Information shown:
* * * * * * * * *

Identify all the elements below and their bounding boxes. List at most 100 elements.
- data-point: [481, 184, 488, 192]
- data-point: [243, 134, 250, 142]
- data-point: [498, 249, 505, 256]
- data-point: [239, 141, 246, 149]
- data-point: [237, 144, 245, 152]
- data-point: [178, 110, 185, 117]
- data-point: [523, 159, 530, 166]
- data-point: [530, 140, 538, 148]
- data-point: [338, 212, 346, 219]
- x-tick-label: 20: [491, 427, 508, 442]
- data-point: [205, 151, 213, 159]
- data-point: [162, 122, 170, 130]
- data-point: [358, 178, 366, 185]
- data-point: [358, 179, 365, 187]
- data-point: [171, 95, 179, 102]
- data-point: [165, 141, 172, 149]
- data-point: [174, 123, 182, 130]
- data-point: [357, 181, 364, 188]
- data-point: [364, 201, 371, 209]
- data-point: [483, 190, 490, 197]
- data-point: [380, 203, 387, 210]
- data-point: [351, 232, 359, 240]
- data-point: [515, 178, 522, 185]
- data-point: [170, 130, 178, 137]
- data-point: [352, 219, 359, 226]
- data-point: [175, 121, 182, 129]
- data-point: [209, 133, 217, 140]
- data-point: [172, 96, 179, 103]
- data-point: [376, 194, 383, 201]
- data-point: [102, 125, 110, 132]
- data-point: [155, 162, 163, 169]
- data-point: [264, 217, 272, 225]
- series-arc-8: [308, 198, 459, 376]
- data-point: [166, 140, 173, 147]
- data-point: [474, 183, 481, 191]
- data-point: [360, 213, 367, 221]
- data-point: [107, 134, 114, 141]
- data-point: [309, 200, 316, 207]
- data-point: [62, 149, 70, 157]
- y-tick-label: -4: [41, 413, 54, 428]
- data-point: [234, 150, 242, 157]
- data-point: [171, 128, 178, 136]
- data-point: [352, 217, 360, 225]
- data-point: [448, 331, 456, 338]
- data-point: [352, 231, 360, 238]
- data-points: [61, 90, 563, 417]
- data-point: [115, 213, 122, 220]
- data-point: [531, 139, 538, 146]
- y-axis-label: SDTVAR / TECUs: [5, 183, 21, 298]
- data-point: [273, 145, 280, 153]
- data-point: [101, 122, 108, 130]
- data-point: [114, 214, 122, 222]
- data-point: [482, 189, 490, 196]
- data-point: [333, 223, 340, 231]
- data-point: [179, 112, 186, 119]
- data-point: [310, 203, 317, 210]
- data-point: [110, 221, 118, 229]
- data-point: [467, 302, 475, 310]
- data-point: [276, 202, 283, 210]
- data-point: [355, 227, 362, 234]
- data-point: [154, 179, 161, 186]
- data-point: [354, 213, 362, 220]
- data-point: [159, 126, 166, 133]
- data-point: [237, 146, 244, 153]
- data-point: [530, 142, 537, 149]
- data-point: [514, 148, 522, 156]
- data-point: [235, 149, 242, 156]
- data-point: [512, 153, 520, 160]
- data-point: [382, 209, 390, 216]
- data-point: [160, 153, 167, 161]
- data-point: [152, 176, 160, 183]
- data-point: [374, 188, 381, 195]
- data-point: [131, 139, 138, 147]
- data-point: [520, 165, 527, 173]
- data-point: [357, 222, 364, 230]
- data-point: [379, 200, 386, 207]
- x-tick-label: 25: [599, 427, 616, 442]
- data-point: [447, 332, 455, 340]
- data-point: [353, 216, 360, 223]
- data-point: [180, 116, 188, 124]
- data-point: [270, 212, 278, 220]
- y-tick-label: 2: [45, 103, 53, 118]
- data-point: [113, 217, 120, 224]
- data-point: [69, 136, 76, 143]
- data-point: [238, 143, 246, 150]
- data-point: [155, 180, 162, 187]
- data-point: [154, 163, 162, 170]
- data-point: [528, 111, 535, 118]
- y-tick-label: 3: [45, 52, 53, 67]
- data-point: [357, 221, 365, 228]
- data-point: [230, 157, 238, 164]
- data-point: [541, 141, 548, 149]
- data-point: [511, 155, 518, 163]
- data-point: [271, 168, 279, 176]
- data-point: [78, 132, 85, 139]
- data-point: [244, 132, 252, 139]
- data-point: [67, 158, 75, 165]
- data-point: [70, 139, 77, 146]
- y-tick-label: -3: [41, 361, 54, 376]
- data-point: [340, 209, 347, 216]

* * * * * * * * *

Given instruction:
Can you output the data unchanged, from its first line through the line containing "- y-axis-label: SDTVAR", with both ends included?

Reply:
Identify all the elements below and their bounding boxes. List at most 100 elements.
- data-point: [481, 184, 488, 192]
- data-point: [243, 134, 250, 142]
- data-point: [498, 249, 505, 256]
- data-point: [239, 141, 246, 149]
- data-point: [237, 144, 245, 152]
- data-point: [178, 110, 185, 117]
- data-point: [523, 159, 530, 166]
- data-point: [530, 140, 538, 148]
- data-point: [338, 212, 346, 219]
- x-tick-label: 20: [491, 427, 508, 442]
- data-point: [205, 151, 213, 159]
- data-point: [162, 122, 170, 130]
- data-point: [358, 178, 366, 185]
- data-point: [358, 179, 365, 187]
- data-point: [171, 95, 179, 102]
- data-point: [165, 141, 172, 149]
- data-point: [174, 123, 182, 130]
- data-point: [357, 181, 364, 188]
- data-point: [364, 201, 371, 209]
- data-point: [483, 190, 490, 197]
- data-point: [380, 203, 387, 210]
- data-point: [351, 232, 359, 240]
- data-point: [515, 178, 522, 185]
- data-point: [170, 130, 178, 137]
- data-point: [352, 219, 359, 226]
- data-point: [175, 121, 182, 129]
- data-point: [209, 133, 217, 140]
- data-point: [172, 96, 179, 103]
- data-point: [376, 194, 383, 201]
- data-point: [102, 125, 110, 132]
- data-point: [155, 162, 163, 169]
- data-point: [264, 217, 272, 225]
- series-arc-8: [308, 198, 459, 376]
- data-point: [166, 140, 173, 147]
- data-point: [474, 183, 481, 191]
- data-point: [360, 213, 367, 221]
- data-point: [107, 134, 114, 141]
- data-point: [309, 200, 316, 207]
- data-point: [62, 149, 70, 157]
- y-tick-label: -4: [41, 413, 54, 428]
- data-point: [234, 150, 242, 157]
- data-point: [171, 128, 178, 136]
- data-point: [352, 217, 360, 225]
- data-point: [448, 331, 456, 338]
- data-point: [352, 231, 360, 238]
- data-points: [61, 90, 563, 417]
- data-point: [115, 213, 122, 220]
- data-point: [531, 139, 538, 146]
- y-axis-label: SDTVAR / TECUs: [5, 183, 21, 298]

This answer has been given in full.